■ **Direction**: Exact reproduction of the data is required, with images excluded.

----- Extracted entries

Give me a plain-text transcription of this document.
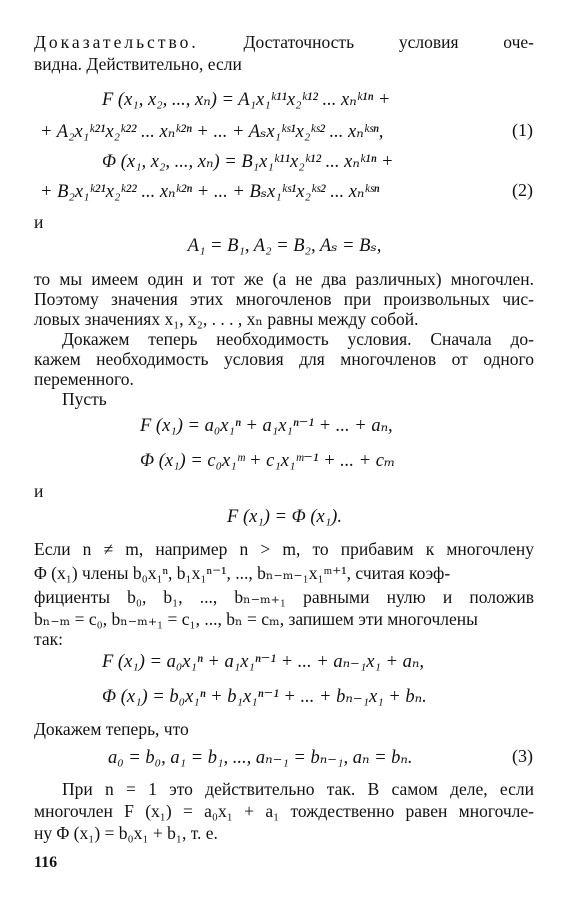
Доказательство.	Достаточность условия оче-
видна. Действительно, если
F (x₁, x₂, ..., xₙ) = A₁x₁ᵏ¹¹x₂ᵏ¹² ... xₙᵏ¹ⁿ +
+ A₂x₁ᵏ²¹x₂ᵏ²² ... xₙᵏ²ⁿ + ... + Aₛx₁ᵏˢ¹x₂ᵏˢ² ... xₙᵏˢⁿ,	(1)
Φ (x₁, x₂, ..., xₙ) = B₁x₁ᵏ¹¹x₂ᵏ¹² ... xₙᵏ¹ⁿ +
+ B₂x₁ᵏ²¹x₂ᵏ²² ... xₙᵏ²ⁿ + ... + Bₛx₁ᵏˢ¹x₂ᵏˢ² ... xₙᵏˢⁿ	(2)
и
A₁ = B₁, A₂ = B₂, Aₛ = Bₛ,
то мы имеем один и тот же (а не два различных) многочлен.
Поэтому значения этих многочленов при произвольных чис-
ловых значениях x₁, x₂, . . . , xₙ равны между собой.
Докажем теперь необходимость условия. Сначала до-
кажем необходимость условия для многочленов от одного
переменного.
Пусть
F (x₁) = a₀x₁ⁿ + a₁x₁ⁿ⁻¹ + ... + aₙ,
Φ (x₁) = c₀x₁ᵐ + c₁x₁ᵐ⁻¹ + ... + cₘ
и
F (x₁) = Φ (x₁).
Если n ≠ m, например n > m, то прибавим к многочлену
Φ (x₁) члены b₀x₁ⁿ, b₁x₁ⁿ⁻¹, ..., bₙ₋ₘ₋₁x₁ᵐ⁺¹, считая коэф-
фициенты b₀, b₁, ..., bₙ₋ₘ₊₁ равными нулю и положив
bₙ₋ₘ = c₀, bₙ₋ₘ₊₁ = c₁, ..., bₙ = cₘ, запишем эти многочлены
так:
F (x₁) = a₀x₁ⁿ + a₁x₁ⁿ⁻¹ + ... + aₙ₋₁x₁ + aₙ,
Φ (x₁) = b₀x₁ⁿ + b₁x₁ⁿ⁻¹ + ... + bₙ₋₁x₁ + bₙ.
Докажем теперь, что
a₀ = b₀, a₁ = b₁, ..., aₙ₋₁ = bₙ₋₁, aₙ = bₙ.	(3)
При n = 1 это действительно так. В самом деле, если
многочлен F (x₁) = a₀x₁ + a₁ тождественно равен многочле-
ну Φ (x₁) = b₀x₁ + b₁, т. е.
116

----------

■ **Output below**:
Give me a plain-text transcription of this document.
Доказательство.	Достаточность условия оче-
видна. Действительно, если
F (x₁, x₂, ..., xₙ) = A₁x₁ᵏ¹¹x₂ᵏ¹² ... xₙᵏ¹ⁿ +
+ A₂x₁ᵏ²¹x₂ᵏ²² ... xₙᵏ²ⁿ + ... + Aₛx₁ᵏˢ¹x₂ᵏˢ² ... xₙᵏˢⁿ,	(1)
Φ (x₁, x₂, ..., xₙ) = B₁x₁ᵏ¹¹x₂ᵏ¹² ... xₙᵏ¹ⁿ +
+ B₂x₁ᵏ²¹x₂ᵏ²² ... xₙᵏ²ⁿ + ... + Bₛx₁ᵏˢ¹x₂ᵏˢ² ... xₙᵏˢⁿ	(2)
и
A₁ = B₁, A₂ = B₂, Aₛ = Bₛ,
то мы имеем один и тот же (а не два различных) многочлен.
Поэтому значения этих многочленов при произвольных чис-
ловых значениях x₁, x₂, . . . , xₙ равны между собой.
Докажем теперь необходимость условия. Сначала до-
кажем необходимость условия для многочленов от одного
переменного.
Пусть
F (x₁) = a₀x₁ⁿ + a₁x₁ⁿ⁻¹ + ... + aₙ,
Φ (x₁) = c₀x₁ᵐ + c₁x₁ᵐ⁻¹ + ... + cₘ
и
F (x₁) = Φ (x₁).
Если n ≠ m, например n > m, то прибавим к многочлену
Φ (x₁) члены b₀x₁ⁿ, b₁x₁ⁿ⁻¹, ..., bₙ₋ₘ₋₁x₁ᵐ⁺¹, считая коэф-
фициенты b₀, b₁, ..., bₙ₋ₘ₊₁ равными нулю и положив
bₙ₋ₘ = c₀, bₙ₋ₘ₊₁ = c₁, ..., bₙ = cₘ, запишем эти многочлены
так:
F (x₁) = a₀x₁ⁿ + a₁x₁ⁿ⁻¹ + ... + aₙ₋₁x₁ + aₙ,
Φ (x₁) = b₀x₁ⁿ + b₁x₁ⁿ⁻¹ + ... + bₙ₋₁x₁ + bₙ.
Докажем теперь, что
a₀ = b₀, a₁ = b₁, ..., aₙ₋₁ = bₙ₋₁, aₙ = bₙ.	(3)
При n = 1 это действительно так. В самом деле, если
многочлен F (x₁) = a₀x₁ + a₁ тождественно равен многочле-
ну Φ (x₁) = b₀x₁ + b₁, т. е.
116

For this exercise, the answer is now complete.